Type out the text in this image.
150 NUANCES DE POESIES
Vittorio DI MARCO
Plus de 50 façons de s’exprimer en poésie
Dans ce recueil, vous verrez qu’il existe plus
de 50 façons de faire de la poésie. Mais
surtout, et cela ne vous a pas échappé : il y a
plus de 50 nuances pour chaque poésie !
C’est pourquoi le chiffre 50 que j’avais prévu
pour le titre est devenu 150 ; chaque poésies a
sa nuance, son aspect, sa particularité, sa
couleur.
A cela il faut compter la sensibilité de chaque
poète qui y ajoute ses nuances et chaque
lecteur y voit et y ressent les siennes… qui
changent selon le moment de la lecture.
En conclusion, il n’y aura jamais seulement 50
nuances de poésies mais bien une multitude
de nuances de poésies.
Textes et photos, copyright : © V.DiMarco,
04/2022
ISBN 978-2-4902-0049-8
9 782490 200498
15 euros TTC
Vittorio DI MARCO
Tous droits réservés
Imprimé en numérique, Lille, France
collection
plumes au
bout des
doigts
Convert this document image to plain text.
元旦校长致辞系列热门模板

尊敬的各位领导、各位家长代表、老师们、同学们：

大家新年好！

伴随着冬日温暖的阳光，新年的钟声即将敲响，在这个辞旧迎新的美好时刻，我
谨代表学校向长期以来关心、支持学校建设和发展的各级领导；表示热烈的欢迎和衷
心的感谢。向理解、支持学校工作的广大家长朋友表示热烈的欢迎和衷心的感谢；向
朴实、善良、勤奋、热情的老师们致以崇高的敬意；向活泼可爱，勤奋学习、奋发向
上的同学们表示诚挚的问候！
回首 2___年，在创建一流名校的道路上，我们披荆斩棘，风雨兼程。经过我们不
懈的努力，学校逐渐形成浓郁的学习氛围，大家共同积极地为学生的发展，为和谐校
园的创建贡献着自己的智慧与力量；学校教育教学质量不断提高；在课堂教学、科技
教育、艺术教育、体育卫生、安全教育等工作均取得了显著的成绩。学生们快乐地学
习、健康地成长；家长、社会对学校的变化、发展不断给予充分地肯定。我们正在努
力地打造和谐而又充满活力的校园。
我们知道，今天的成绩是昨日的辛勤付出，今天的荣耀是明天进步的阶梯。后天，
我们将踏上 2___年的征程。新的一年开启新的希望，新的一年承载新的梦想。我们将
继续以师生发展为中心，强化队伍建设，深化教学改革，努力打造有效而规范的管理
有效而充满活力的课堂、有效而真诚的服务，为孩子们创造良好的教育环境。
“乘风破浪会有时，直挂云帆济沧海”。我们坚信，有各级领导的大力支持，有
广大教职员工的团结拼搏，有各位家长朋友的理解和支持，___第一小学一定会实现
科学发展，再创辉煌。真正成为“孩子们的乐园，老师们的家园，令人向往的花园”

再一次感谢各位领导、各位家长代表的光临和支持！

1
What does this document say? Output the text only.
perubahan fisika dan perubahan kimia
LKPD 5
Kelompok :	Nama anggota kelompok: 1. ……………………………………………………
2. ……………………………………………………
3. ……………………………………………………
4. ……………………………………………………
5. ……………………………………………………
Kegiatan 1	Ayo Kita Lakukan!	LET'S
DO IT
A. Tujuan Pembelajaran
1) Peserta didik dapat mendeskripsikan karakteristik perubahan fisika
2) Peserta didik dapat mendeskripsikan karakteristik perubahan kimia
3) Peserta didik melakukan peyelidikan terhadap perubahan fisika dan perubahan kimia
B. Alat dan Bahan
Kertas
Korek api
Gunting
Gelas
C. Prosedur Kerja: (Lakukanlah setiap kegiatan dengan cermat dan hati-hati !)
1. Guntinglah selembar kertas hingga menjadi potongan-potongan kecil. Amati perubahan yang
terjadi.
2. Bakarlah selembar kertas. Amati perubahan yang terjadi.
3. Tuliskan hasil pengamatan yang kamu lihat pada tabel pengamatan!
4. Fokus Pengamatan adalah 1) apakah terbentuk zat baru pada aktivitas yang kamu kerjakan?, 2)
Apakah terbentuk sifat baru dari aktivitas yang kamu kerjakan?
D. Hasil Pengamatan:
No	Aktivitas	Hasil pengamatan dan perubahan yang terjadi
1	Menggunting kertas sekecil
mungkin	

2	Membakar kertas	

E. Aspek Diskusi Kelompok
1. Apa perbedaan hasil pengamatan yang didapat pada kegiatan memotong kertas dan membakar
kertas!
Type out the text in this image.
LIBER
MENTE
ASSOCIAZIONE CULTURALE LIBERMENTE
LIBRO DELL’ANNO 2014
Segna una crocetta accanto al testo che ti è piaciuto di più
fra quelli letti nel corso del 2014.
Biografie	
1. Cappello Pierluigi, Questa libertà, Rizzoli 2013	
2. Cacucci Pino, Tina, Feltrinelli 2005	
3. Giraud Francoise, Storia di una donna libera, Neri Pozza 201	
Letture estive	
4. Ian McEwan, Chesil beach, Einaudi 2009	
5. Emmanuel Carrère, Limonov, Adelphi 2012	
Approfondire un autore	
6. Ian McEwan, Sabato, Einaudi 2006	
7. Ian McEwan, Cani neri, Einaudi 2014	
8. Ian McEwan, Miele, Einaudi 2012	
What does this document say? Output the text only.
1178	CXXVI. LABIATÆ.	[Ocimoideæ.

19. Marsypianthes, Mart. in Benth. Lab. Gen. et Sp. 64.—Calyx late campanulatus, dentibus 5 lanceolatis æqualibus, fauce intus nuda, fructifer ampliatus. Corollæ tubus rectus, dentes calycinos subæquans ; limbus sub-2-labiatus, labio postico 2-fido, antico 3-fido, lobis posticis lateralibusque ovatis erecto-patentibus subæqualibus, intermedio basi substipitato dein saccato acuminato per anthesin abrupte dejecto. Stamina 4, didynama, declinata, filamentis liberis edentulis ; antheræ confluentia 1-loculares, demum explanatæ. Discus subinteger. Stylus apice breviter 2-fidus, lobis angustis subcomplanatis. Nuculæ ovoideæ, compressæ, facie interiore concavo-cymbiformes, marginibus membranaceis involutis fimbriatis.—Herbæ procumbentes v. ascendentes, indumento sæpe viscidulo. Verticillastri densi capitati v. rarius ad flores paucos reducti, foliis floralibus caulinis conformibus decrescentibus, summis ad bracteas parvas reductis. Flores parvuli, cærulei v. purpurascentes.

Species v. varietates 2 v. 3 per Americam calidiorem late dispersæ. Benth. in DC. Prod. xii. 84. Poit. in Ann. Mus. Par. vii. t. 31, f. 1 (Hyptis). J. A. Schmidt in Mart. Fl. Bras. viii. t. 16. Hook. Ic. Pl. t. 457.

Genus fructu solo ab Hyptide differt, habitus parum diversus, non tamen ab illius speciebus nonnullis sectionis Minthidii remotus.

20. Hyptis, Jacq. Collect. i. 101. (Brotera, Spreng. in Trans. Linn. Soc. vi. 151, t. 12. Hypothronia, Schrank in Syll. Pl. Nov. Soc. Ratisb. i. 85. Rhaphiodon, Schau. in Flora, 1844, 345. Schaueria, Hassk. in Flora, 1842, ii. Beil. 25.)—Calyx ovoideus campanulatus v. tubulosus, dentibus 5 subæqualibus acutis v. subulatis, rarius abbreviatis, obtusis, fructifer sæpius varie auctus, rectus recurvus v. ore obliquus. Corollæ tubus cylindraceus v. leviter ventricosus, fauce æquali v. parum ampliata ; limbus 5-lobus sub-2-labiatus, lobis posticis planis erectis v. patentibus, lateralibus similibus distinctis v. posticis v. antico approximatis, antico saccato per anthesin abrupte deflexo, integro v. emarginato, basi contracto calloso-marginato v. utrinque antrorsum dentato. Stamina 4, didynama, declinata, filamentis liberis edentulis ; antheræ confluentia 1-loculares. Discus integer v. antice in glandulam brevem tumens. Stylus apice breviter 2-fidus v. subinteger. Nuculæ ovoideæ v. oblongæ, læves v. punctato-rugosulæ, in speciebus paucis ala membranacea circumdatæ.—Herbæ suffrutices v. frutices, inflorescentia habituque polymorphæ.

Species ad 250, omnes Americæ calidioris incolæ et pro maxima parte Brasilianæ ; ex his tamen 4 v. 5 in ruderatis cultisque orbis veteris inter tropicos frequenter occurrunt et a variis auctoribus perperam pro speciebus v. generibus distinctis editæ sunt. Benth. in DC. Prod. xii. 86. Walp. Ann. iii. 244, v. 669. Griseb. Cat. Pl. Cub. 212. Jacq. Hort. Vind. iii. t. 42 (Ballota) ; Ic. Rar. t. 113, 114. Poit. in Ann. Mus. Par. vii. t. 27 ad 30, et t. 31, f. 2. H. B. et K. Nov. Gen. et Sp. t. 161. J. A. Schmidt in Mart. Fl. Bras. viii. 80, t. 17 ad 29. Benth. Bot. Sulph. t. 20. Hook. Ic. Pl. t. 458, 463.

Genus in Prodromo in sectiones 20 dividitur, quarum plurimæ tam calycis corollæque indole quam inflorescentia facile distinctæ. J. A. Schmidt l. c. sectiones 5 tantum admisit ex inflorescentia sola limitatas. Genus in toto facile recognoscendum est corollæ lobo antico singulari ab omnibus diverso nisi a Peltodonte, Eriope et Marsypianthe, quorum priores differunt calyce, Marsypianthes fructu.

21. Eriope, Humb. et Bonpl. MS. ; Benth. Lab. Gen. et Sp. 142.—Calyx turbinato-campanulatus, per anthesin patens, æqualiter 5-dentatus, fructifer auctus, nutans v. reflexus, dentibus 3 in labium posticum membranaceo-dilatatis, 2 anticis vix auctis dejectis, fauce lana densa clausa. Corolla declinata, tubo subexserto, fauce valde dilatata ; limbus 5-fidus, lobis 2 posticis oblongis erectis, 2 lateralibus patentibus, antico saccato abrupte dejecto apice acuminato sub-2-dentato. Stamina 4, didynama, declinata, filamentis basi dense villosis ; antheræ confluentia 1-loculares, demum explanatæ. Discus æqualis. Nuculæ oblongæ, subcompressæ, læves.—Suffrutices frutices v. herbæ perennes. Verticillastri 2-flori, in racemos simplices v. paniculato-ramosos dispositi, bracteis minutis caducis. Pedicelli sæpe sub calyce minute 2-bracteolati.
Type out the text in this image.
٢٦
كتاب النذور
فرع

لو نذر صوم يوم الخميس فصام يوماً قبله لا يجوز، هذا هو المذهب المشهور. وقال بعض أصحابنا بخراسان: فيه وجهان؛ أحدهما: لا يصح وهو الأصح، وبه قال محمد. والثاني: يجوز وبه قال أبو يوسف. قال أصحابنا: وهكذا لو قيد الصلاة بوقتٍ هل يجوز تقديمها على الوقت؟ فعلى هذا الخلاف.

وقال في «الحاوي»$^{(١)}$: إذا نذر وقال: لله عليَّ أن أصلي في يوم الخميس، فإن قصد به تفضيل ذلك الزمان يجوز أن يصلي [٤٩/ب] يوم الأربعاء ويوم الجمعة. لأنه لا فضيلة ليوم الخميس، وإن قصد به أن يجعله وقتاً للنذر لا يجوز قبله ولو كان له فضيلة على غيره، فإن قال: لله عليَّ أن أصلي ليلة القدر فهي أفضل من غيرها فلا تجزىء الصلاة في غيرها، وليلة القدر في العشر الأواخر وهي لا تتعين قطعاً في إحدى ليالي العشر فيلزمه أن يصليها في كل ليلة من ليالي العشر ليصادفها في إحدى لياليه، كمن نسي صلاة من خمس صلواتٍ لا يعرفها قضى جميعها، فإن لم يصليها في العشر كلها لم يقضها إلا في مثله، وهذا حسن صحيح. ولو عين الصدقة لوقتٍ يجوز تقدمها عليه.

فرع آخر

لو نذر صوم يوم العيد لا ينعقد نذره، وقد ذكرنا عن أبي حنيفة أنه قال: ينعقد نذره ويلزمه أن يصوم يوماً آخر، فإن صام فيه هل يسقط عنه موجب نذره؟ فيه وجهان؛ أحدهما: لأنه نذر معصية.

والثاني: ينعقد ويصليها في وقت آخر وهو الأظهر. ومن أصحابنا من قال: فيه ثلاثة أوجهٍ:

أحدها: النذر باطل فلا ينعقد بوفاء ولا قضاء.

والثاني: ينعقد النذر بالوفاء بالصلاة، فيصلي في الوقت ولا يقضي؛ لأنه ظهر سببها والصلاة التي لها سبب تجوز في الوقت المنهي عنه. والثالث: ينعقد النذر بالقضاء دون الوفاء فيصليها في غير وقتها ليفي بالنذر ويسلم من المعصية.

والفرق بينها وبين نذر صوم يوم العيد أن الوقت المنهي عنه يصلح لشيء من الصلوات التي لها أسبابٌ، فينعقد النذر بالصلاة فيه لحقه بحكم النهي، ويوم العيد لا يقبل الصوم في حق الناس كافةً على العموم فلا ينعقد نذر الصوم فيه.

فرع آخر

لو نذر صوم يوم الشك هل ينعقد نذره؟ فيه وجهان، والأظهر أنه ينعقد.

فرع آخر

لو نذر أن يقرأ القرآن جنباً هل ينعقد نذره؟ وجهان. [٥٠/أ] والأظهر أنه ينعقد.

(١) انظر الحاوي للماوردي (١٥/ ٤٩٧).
━━━━━━━━━━━━━━━━━━━━━━━━━━━━━━
▶ EXERCISE REQUIREMENTS
Across all the entries, count the lines that contain the word "kamu" and give the number by itself.

▶ OUTPUT OF THE EXERCISE
3